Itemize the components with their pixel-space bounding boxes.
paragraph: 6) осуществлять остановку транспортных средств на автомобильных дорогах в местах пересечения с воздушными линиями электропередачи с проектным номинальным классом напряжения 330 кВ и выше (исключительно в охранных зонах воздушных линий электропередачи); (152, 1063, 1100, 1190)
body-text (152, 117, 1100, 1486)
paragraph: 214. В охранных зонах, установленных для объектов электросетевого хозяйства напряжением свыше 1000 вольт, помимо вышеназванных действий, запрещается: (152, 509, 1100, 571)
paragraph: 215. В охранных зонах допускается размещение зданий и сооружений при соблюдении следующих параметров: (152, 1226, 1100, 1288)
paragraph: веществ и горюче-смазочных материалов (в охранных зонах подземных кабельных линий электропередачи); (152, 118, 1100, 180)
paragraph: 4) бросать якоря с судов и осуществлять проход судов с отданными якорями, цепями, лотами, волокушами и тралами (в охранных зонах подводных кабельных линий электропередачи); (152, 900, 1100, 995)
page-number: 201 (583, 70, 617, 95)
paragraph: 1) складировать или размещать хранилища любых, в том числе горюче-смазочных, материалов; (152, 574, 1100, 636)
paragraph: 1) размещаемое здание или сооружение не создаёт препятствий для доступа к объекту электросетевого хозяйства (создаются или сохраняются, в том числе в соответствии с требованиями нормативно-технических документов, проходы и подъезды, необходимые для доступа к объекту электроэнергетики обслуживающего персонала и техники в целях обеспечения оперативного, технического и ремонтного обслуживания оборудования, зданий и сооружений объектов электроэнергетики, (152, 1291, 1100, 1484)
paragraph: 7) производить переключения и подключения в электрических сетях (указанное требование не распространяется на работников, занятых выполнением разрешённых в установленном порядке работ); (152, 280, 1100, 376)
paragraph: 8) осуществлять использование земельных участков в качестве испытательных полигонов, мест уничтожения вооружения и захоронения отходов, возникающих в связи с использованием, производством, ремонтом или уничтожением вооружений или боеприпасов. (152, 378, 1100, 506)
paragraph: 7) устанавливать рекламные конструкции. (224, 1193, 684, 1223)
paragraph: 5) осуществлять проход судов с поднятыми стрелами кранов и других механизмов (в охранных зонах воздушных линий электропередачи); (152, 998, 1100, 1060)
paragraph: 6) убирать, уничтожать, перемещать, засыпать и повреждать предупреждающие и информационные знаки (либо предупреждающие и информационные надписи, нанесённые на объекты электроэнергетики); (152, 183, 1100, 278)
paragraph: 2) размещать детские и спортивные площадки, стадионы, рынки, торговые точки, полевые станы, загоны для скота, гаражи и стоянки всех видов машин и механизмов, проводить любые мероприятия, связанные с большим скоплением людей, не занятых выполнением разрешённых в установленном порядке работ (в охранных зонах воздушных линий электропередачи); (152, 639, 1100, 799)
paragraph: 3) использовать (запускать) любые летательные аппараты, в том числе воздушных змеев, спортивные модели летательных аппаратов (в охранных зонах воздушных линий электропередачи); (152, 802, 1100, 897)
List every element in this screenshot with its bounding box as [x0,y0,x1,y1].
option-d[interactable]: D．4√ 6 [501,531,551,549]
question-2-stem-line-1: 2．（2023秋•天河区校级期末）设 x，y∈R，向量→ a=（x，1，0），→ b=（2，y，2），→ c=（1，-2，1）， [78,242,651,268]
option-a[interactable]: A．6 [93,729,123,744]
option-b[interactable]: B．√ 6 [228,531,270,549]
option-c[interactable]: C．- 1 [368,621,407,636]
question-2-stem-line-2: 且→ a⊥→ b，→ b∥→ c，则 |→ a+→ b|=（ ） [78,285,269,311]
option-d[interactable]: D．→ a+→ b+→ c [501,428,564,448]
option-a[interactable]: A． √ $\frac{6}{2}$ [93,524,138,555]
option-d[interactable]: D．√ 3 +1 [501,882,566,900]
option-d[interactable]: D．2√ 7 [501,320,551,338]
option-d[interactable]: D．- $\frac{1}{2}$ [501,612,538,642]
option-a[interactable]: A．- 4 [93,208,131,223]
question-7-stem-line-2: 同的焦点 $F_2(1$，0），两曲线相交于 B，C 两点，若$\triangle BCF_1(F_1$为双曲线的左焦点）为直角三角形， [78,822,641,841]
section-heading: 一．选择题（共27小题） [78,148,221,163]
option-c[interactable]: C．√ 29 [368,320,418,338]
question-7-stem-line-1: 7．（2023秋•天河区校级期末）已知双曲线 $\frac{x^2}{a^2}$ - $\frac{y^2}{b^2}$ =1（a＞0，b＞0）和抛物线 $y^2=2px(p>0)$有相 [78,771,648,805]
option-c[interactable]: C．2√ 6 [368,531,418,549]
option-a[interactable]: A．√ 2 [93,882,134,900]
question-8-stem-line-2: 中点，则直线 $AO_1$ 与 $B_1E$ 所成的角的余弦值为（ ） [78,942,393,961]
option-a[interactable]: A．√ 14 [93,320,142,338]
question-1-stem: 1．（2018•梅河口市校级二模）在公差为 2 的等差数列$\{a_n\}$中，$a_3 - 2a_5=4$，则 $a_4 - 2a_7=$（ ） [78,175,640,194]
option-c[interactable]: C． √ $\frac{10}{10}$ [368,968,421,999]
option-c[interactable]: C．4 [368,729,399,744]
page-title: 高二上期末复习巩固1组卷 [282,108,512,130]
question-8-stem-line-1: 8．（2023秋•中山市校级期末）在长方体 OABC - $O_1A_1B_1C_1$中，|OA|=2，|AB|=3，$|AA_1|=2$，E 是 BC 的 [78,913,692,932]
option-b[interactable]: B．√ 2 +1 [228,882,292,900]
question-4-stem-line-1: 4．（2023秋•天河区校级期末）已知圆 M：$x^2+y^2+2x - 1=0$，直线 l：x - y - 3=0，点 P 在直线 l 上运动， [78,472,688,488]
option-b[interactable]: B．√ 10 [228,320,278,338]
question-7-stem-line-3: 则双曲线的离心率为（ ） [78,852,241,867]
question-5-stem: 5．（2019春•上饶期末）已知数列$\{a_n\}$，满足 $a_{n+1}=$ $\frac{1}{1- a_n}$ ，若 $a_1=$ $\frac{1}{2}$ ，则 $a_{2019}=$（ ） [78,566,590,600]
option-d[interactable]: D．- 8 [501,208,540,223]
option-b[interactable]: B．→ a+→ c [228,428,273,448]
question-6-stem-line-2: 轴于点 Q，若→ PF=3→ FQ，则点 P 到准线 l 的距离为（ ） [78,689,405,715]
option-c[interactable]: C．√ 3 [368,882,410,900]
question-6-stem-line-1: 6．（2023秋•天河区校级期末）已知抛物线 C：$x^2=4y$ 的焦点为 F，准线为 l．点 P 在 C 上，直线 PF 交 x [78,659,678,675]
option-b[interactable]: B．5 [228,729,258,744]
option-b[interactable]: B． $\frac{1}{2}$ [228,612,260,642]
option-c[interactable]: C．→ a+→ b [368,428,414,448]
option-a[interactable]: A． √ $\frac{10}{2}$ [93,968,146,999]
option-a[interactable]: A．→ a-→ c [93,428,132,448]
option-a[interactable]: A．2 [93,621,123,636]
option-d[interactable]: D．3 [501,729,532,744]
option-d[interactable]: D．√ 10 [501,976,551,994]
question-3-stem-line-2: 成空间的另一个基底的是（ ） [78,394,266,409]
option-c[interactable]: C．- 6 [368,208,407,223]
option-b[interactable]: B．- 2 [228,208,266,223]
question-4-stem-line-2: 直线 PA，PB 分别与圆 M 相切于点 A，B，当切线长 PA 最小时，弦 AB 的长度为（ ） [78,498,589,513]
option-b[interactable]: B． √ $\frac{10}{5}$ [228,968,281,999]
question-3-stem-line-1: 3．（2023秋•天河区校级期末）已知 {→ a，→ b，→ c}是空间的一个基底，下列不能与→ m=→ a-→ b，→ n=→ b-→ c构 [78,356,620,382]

==============================

Druk alle gegevens hierboven regel voor regel ongewijzigd af.

Itemize the components with their pixel-space bounding boxes.
paragraph: 6) осуществлять остановку транспортных средств на автомобильных дорогах в местах пересечения с воздушными линиями электропередачи с проектным номинальным классом напряжения 330 кВ и выше (исключительно в охранных зонах воздушных линий электропередачи); (152, 1063, 1100, 1190)
body-text (152, 117, 1100, 1486)
paragraph: 214. В охранных зонах, установленных для объектов электросетевого хозяйства напряжением свыше 1000 вольт, помимо вышеназванных действий, запрещается: (152, 509, 1100, 571)
paragraph: 215. В охранных зонах допускается размещение зданий и сооружений при соблюдении следующих параметров: (152, 1226, 1100, 1288)
paragraph: веществ и горюче-смазочных материалов (в охранных зонах подземных кабельных линий электропередачи); (152, 118, 1100, 180)
paragraph: 4) бросать якоря с судов и осуществлять проход судов с отданными якорями, цепями, лотами, волокушами и тралами (в охранных зонах подводных кабельных линий электропередачи); (152, 900, 1100, 995)
page-number: 201 (583, 70, 617, 95)
paragraph: 1) складировать или размещать хранилища любых, в том числе горюче-смазочных, материалов; (152, 574, 1100, 636)
paragraph: 1) размещаемое здание или сооружение не создаёт препятствий для доступа к объекту электросетевого хозяйства (создаются или сохраняются, в том числе в соответствии с требованиями нормативно-технических документов, проходы и подъезды, необходимые для доступа к объекту электроэнергетики обслуживающего персонала и техники в целях обеспечения оперативного, технического и ремонтного обслуживания оборудования, зданий и сооружений объектов электроэнергетики, (152, 1291, 1100, 1484)
paragraph: 7) производить переключения и подключения в электрических сетях (указанное требование не распространяется на работников, занятых выполнением разрешённых в установленном порядке работ); (152, 280, 1100, 376)
paragraph: 8) осуществлять использование земельных участков в качестве испытательных полигонов, мест уничтожения вооружения и захоронения отходов, возникающих в связи с использованием, производством, ремонтом или уничтожением вооружений или боеприпасов. (152, 378, 1100, 506)
paragraph: 7) устанавливать рекламные конструкции. (224, 1193, 684, 1223)
paragraph: 5) осуществлять проход судов с поднятыми стрелами кранов и других механизмов (в охранных зонах воздушных линий электропередачи); (152, 998, 1100, 1060)
paragraph: 6) убирать, уничтожать, перемещать, засыпать и повреждать предупреждающие и информационные знаки (либо предупреждающие и информационные надписи, нанесённые на объекты электроэнергетики); (152, 183, 1100, 278)
paragraph: 2) размещать детские и спортивные площадки, стадионы, рынки, торговые точки, полевые станы, загоны для скота, гаражи и стоянки всех видов машин и механизмов, проводить любые мероприятия, связанные с большим скоплением людей, не занятых выполнением разрешённых в установленном порядке работ (в охранных зонах воздушных линий электропередачи); (152, 639, 1100, 799)
paragraph: 3) использовать (запускать) любые летательные аппараты, в том числе воздушных змеев, спортивные модели летательных аппаратов (в охранных зонах воздушных линий электропередачи); (152, 802, 1100, 897)
List every element in this screenshot with its bounding box as [x0,y0,x1,y1].
option-d[interactable]: D．4√ 6 [501,531,551,549]
question-2-stem-line-1: 2．（2023秋•天河区校级期末）设 x，y∈R，向量→ a=（x，1，0），→ b=（2，y，2），→ c=（1，-2，1）， [78,242,651,268]
option-a[interactable]: A．6 [93,729,123,744]
option-b[interactable]: B．√ 6 [228,531,270,549]
option-c[interactable]: C．- 1 [368,621,407,636]
question-2-stem-line-2: 且→ a⊥→ b，→ b∥→ c，则 |→ a+→ b|=（ ） [78,285,269,311]
option-d[interactable]: D．→ a+→ b+→ c [501,428,564,448]
option-a[interactable]: A． √ $\frac{6}{2}$ [93,524,138,555]
option-d[interactable]: D．√ 3 +1 [501,882,566,900]
option-d[interactable]: D．2√ 7 [501,320,551,338]
option-d[interactable]: D．- $\frac{1}{2}$ [501,612,538,642]
option-a[interactable]: A．- 4 [93,208,131,223]
question-7-stem-line-2: 同的焦点 $F_2(1$，0），两曲线相交于 B，C 两点，若$\triangle BCF_1(F_1$为双曲线的左焦点）为直角三角形， [78,822,641,841]
section-heading: 一．选择题（共27小题） [78,148,221,163]
option-c[interactable]: C．√ 29 [368,320,418,338]
question-7-stem-line-1: 7．（2023秋•天河区校级期末）已知双曲线 $\frac{x^2}{a^2}$ - $\frac{y^2}{b^2}$ =1（a＞0，b＞0）和抛物线 $y^2=2px(p>0)$有相 [78,771,648,805]
option-c[interactable]: C．2√ 6 [368,531,418,549]
option-a[interactable]: A．√ 2 [93,882,134,900]
question-8-stem-line-2: 中点，则直线 $AO_1$ 与 $B_1E$ 所成的角的余弦值为（ ） [78,942,393,961]
option-a[interactable]: A．√ 14 [93,320,142,338]
question-1-stem: 1．（2018•梅河口市校级二模）在公差为 2 的等差数列$\{a_n\}$中，$a_3 - 2a_5=4$，则 $a_4 - 2a_7=$（ ） [78,175,640,194]
option-c[interactable]: C． √ $\frac{10}{10}$ [368,968,421,999]
option-c[interactable]: C．4 [368,729,399,744]
page-title: 高二上期末复习巩固1组卷 [282,108,512,130]
question-8-stem-line-1: 8．（2023秋•中山市校级期末）在长方体 OABC - $O_1A_1B_1C_1$中，|OA|=2，|AB|=3，$|AA_1|=2$，E 是 BC 的 [78,913,692,932]
option-b[interactable]: B．√ 2 +1 [228,882,292,900]
question-4-stem-line-1: 4．（2023秋•天河区校级期末）已知圆 M：$x^2+y^2+2x - 1=0$，直线 l：x - y - 3=0，点 P 在直线 l 上运动， [78,472,688,488]
option-b[interactable]: B．√ 10 [228,320,278,338]
question-7-stem-line-3: 则双曲线的离心率为（ ） [78,852,241,867]
question-5-stem: 5．（2019春•上饶期末）已知数列$\{a_n\}$，满足 $a_{n+1}=$ $\frac{1}{1- a_n}$ ，若 $a_1=$ $\frac{1}{2}$ ，则 $a_{2019}=$（ ） [78,566,590,600]
option-d[interactable]: D．- 8 [501,208,540,223]
option-b[interactable]: B．→ a+→ c [228,428,273,448]
question-6-stem-line-2: 轴于点 Q，若→ PF=3→ FQ，则点 P 到准线 l 的距离为（ ） [78,689,405,715]
option-c[interactable]: C．√ 3 [368,882,410,900]
question-6-stem-line-1: 6．（2023秋•天河区校级期末）已知抛物线 C：$x^2=4y$ 的焦点为 F，准线为 l．点 P 在 C 上，直线 PF 交 x [78,659,678,675]
option-b[interactable]: B．5 [228,729,258,744]
option-b[interactable]: B． $\frac{1}{2}$ [228,612,260,642]
option-c[interactable]: C．→ a+→ b [368,428,414,448]
option-a[interactable]: A． √ $\frac{10}{2}$ [93,968,146,999]
option-a[interactable]: A．→ a-→ c [93,428,132,448]
option-a[interactable]: A．2 [93,621,123,636]
option-d[interactable]: D．3 [501,729,532,744]
option-d[interactable]: D．√ 10 [501,976,551,994]
question-3-stem-line-2: 成空间的另一个基底的是（ ） [78,394,266,409]
option-c[interactable]: C．- 6 [368,208,407,223]
option-b[interactable]: B．- 2 [228,208,266,223]
question-4-stem-line-2: 直线 PA，PB 分别与圆 M 相切于点 A，B，当切线长 PA 最小时，弦 AB 的长度为（ ） [78,498,589,513]
option-b[interactable]: B． √ $\frac{10}{5}$ [228,968,281,999]
question-3-stem-line-1: 3．（2023秋•天河区校级期末）已知 {→ a，→ b，→ c}是空间的一个基底，下列不能与→ m=→ a-→ b，→ n=→ b-→ c构 [78,356,620,382]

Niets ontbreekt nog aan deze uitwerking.